┌────────
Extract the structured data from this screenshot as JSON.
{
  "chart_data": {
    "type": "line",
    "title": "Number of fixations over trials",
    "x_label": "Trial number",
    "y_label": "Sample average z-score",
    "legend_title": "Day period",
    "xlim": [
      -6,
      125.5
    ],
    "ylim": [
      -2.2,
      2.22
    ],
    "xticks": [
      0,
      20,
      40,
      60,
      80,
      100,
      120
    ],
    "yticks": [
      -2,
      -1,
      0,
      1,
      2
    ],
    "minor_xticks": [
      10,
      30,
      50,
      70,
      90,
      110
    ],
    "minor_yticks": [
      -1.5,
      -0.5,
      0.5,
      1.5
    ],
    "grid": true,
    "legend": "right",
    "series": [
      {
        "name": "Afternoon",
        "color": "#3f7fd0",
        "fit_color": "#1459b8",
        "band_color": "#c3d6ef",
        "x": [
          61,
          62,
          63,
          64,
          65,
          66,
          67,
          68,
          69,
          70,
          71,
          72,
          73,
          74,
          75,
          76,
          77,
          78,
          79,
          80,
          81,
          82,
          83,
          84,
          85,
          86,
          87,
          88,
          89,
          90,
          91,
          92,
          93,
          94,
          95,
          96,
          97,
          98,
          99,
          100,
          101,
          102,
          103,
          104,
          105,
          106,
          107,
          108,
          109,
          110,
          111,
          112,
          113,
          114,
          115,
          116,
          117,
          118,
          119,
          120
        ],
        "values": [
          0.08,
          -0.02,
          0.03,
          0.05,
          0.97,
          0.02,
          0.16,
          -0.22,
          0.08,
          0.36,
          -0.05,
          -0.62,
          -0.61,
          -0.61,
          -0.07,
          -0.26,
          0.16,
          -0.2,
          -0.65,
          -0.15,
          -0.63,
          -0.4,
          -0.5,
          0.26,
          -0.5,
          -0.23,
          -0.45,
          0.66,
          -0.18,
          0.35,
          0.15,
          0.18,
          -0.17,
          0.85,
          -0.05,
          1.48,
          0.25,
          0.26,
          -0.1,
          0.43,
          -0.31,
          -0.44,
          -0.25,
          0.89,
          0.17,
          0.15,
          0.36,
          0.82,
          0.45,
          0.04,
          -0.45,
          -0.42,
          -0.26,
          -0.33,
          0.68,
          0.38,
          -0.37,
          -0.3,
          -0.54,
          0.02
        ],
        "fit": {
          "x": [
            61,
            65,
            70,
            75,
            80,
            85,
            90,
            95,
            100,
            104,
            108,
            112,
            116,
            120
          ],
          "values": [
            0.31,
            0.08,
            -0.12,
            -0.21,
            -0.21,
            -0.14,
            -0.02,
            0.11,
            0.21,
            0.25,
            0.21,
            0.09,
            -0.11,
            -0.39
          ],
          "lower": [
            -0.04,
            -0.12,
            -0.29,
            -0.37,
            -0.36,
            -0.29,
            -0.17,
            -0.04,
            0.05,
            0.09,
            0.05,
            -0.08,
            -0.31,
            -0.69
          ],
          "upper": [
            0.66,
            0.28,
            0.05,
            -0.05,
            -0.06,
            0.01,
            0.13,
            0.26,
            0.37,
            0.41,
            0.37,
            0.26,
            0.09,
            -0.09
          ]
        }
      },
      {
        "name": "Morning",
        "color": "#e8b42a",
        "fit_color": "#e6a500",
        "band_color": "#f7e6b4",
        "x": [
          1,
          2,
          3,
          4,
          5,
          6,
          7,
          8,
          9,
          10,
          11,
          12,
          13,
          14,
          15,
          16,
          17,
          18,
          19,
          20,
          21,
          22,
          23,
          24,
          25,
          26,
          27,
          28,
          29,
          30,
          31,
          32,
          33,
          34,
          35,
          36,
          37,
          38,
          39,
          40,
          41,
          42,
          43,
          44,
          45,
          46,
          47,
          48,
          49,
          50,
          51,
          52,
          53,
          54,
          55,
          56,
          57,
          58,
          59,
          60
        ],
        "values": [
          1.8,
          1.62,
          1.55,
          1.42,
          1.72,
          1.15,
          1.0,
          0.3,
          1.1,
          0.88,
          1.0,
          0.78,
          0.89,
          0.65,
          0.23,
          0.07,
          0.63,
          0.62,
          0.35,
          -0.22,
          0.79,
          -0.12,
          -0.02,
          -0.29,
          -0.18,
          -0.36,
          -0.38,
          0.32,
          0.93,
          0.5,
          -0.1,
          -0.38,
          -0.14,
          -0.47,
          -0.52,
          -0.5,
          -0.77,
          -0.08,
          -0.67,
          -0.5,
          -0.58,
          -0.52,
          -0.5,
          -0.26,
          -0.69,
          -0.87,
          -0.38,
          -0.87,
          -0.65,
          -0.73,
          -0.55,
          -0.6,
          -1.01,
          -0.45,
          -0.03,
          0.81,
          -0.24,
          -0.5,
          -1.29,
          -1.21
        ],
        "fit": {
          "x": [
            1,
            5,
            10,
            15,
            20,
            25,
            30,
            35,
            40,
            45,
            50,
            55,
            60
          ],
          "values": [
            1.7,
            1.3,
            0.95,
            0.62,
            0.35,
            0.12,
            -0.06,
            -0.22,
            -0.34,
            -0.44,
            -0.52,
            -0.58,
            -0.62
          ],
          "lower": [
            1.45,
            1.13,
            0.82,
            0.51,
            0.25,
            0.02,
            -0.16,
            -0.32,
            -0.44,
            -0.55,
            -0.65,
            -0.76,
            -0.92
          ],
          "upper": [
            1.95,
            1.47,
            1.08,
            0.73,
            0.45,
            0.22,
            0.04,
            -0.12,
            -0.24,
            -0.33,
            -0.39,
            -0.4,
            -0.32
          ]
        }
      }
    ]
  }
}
└────────
Copy out all of the records above with nothing altered.

Reply -
Extract the structured data from this screenshot as JSON.
{
  "chart_data": {
    "type": "line",
    "title": "Number of fixations over trials",
    "x_label": "Trial number",
    "y_label": "Sample average z-score",
    "legend_title": "Day period",
    "xlim": [
      -6,
      125.5
    ],
    "ylim": [
      -2.2,
      2.22
    ],
    "xticks": [
      0,
      20,
      40,
      60,
      80,
      100,
      120
    ],
    "yticks": [
      -2,
      -1,
      0,
      1,
      2
    ],
    "minor_xticks": [
      10,
      30,
      50,
      70,
      90,
      110
    ],
    "minor_yticks": [
      -1.5,
      -0.5,
      0.5,
      1.5
    ],
    "grid": true,
    "legend": "right",
    "series": [
      {
        "name": "Afternoon",
        "color": "#3f7fd0",
        "fit_color": "#1459b8",
        "band_color": "#c3d6ef",
        "x": [
          61,
          62,
          63,
          64,
          65,
          66,
          67,
          68,
          69,
          70,
          71,
          72,
          73,
          74,
          75,
          76,
          77,
          78,
          79,
          80,
          81,
          82,
          83,
          84,
          85,
          86,
          87,
          88,
          89,
          90,
          91,
          92,
          93,
          94,
          95,
          96,
          97,
          98,
          99,
          100,
          101,
          102,
          103,
          104,
          105,
          106,
          107,
          108,
          109,
          110,
          111,
          112,
          113,
          114,
          115,
          116,
          117,
          118,
          119,
          120
        ],
        "values": [
          0.08,
          -0.02,
          0.03,
          0.05,
          0.97,
          0.02,
          0.16,
          -0.22,
          0.08,
          0.36,
          -0.05,
          -0.62,
          -0.61,
          -0.61,
          -0.07,
          -0.26,
          0.16,
          -0.2,
          -0.65,
          -0.15,
          -0.63,
          -0.4,
          -0.5,
          0.26,
          -0.5,
          -0.23,
          -0.45,
          0.66,
          -0.18,
          0.35,
          0.15,
          0.18,
          -0.17,
          0.85,
          -0.05,
          1.48,
          0.25,
          0.26,
          -0.1,
          0.43,
          -0.31,
          -0.44,
          -0.25,
          0.89,
          0.17,
          0.15,
          0.36,
          0.82,
          0.45,
          0.04,
          -0.45,
          -0.42,
          -0.26,
          -0.33,
          0.68,
          0.38,
          -0.37,
          -0.3,
          -0.54,
          0.02
        ],
        "fit": {
          "x": [
            61,
            65,
            70,
            75,
            80,
            85,
            90,
            95,
            100,
            104,
            108,
            112,
            116,
            120
          ],
          "values": [
            0.31,
            0.08,
            -0.12,
            -0.21,
            -0.21,
            -0.14,
            -0.02,
            0.11,
            0.21,
            0.25,
            0.21,
            0.09,
            -0.11,
            -0.39
          ],
          "lower": [
            -0.04,
            -0.12,
            -0.29,
            -0.37,
            -0.36,
            -0.29,
            -0.17,
            -0.04,
            0.05,
            0.09,
            0.05,
            -0.08,
            -0.31,
            -0.69
          ],
          "upper": [
            0.66,
            0.28,
            0.05,
            -0.05,
            -0.06,
            0.01,
            0.13,
            0.26,
            0.37,
            0.41,
            0.37,
            0.26,
            0.09,
            -0.09
          ]
        }
      },
      {
        "name": "Morning",
        "color": "#e8b42a",
        "fit_color": "#e6a500",
        "band_color": "#f7e6b4",
        "x": [
          1,
          2,
          3,
          4,
          5,
          6,
          7,
          8,
          9,
          10,
          11,
          12,
          13,
          14,
          15,
          16,
          17,
          18,
          19,
          20,
          21,
          22,
          23,
          24,
          25,
          26,
          27,
          28,
          29,
          30,
          31,
          32,
          33,
          34,
          35,
          36,
          37,
          38,
          39,
          40,
          41,
          42,
          43,
          44,
          45,
          46,
          47,
          48,
          49,
          50,
          51,
          52,
          53,
          54,
          55,
          56,
          57,
          58,
          59,
          60
        ],
        "values": [
          1.8,
          1.62,
          1.55,
          1.42,
          1.72,
          1.15,
          1.0,
          0.3,
          1.1,
          0.88,
          1.0,
          0.78,
          0.89,
          0.65,
          0.23,
          0.07,
          0.63,
          0.62,
          0.35,
          -0.22,
          0.79,
          -0.12,
          -0.02,
          -0.29,
          -0.18,
          -0.36,
          -0.38,
          0.32,
          0.93,
          0.5,
          -0.1,
          -0.38,
          -0.14,
          -0.47,
          -0.52,
          -0.5,
          -0.77,
          -0.08,
          -0.67,
          -0.5,
          -0.58,
          -0.52,
          -0.5,
          -0.26,
          -0.69,
          -0.87,
          -0.38,
          -0.87,
          -0.65,
          -0.73,
          -0.55,
          -0.6,
          -1.01,
          -0.45,
          -0.03,
          0.81,
          -0.24,
          -0.5,
          -1.29,
          -1.21
        ],
        "fit": {
          "x": [
            1,
            5,
            10,
            15,
            20,
            25,
            30,
            35,
            40,
            45,
            50,
            55,
            60
          ],
          "values": [
            1.7,
            1.3,
            0.95,
            0.62,
            0.35,
            0.12,
            -0.06,
            -0.22,
            -0.34,
            -0.44,
            -0.52,
            -0.58,
            -0.62
          ],
          "lower": [
            1.45,
            1.13,
            0.82,
            0.51,
            0.25,
            0.02,
            -0.16,
            -0.32,
            -0.44,
            -0.55,
            -0.65,
            -0.76,
            -0.92
          ],
          "upper": [
            1.95,
            1.47,
            1.08,
            0.73,
            0.45,
            0.22,
            0.04,
            -0.12,
            -0.24,
            -0.33,
            -0.39,
            -0.4,
            -0.32
          ]
        }
      }
    ]
  }
}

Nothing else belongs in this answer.